[Stored data entries]
•••••

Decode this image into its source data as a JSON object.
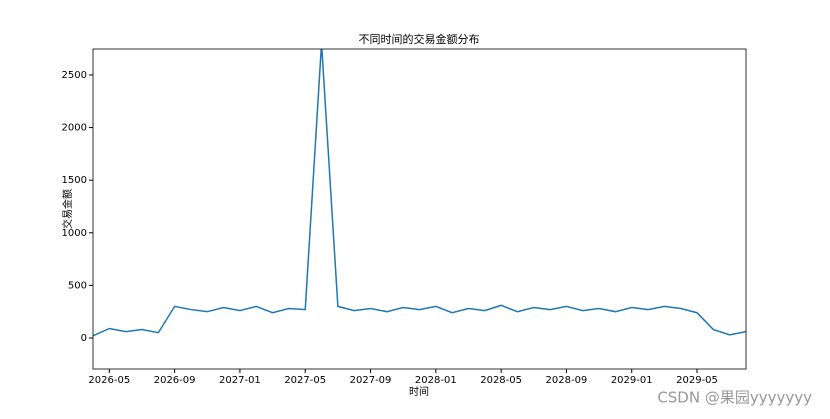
{
  "chart_data": {
    "type": "line",
    "title": "不同时间的交易金额分布",
    "x_label": "时间",
    "y_label": "交易金额",
    "x": [
      "2026-04",
      "2026-05",
      "2026-06",
      "2026-07",
      "2026-08",
      "2026-09",
      "2026-10",
      "2026-11",
      "2026-12",
      "2027-01",
      "2027-02",
      "2027-03",
      "2027-04",
      "2027-05",
      "2027-06",
      "2027-07",
      "2027-08",
      "2027-09",
      "2027-10",
      "2027-11",
      "2027-12",
      "2028-01",
      "2028-02",
      "2028-03",
      "2028-04",
      "2028-05",
      "2028-06",
      "2028-07",
      "2028-08",
      "2028-09",
      "2028-10",
      "2028-11",
      "2028-12",
      "2029-01",
      "2029-02",
      "2029-03",
      "2029-04",
      "2029-05",
      "2029-06",
      "2029-07",
      "2029-08"
    ],
    "series": [
      {
        "name": "交易金额",
        "color": "#1f77b4",
        "values": [
          20,
          90,
          60,
          80,
          50,
          300,
          270,
          250,
          290,
          260,
          300,
          240,
          280,
          270,
          2800,
          300,
          260,
          280,
          250,
          290,
          270,
          300,
          240,
          280,
          260,
          310,
          250,
          290,
          270,
          300,
          260,
          280,
          250,
          290,
          270,
          300,
          280,
          240,
          80,
          30,
          60
        ]
      }
    ],
    "xlim": [
      "2026-04",
      "2029-08"
    ],
    "xticks": [
      "2026-05",
      "2026-09",
      "2027-01",
      "2027-05",
      "2027-09",
      "2028-01",
      "2028-05",
      "2028-09",
      "2029-01",
      "2029-05"
    ],
    "ylim": [
      -295,
      2747
    ],
    "yticks": [
      0,
      500,
      1000,
      1500,
      2000,
      2500
    ],
    "grid": false,
    "watermark": "CSDN @果园yyyyyyy"
  }
}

•••••

Task brief:
Repeat the listing verbatim. Skip the pictures.

Answer to this problem:
Decode this image into its source data as a JSON object.
{
  "chart_data": {
    "type": "line",
    "title": "不同时间的交易金额分布",
    "x_label": "时间",
    "y_label": "交易金额",
    "x": [
      "2026-04",
      "2026-05",
      "2026-06",
      "2026-07",
      "2026-08",
      "2026-09",
      "2026-10",
      "2026-11",
      "2026-12",
      "2027-01",
      "2027-02",
      "2027-03",
      "2027-04",
      "2027-05",
      "2027-06",
      "2027-07",
      "2027-08",
      "2027-09",
      "2027-10",
      "2027-11",
      "2027-12",
      "2028-01",
      "2028-02",
      "2028-03",
      "2028-04",
      "2028-05",
      "2028-06",
      "2028-07",
      "2028-08",
      "2028-09",
      "2028-10",
      "2028-11",
      "2028-12",
      "2029-01",
      "2029-02",
      "2029-03",
      "2029-04",
      "2029-05",
      "2029-06",
      "2029-07",
      "2029-08"
    ],
    "series": [
      {
        "name": "交易金额",
        "color": "#1f77b4",
        "values": [
          20,
          90,
          60,
          80,
          50,
          300,
          270,
          250,
          290,
          260,
          300,
          240,
          280,
          270,
          2800,
          300,
          260,
          280,
          250,
          290,
          270,
          300,
          240,
          280,
          260,
          310,
          250,
          290,
          270,
          300,
          260,
          280,
          250,
          290,
          270,
          300,
          280,
          240,
          80,
          30,
          60
        ]
      }
    ],
    "xlim": [
      "2026-04",
      "2029-08"
    ],
    "xticks": [
      "2026-05",
      "2026-09",
      "2027-01",
      "2027-05",
      "2027-09",
      "2028-01",
      "2028-05",
      "2028-09",
      "2029-01",
      "2029-05"
    ],
    "ylim": [
      -295,
      2747
    ],
    "yticks": [
      0,
      500,
      1000,
      1500,
      2000,
      2500
    ],
    "grid": false,
    "watermark": "CSDN @果园yyyyyyy"
  }
}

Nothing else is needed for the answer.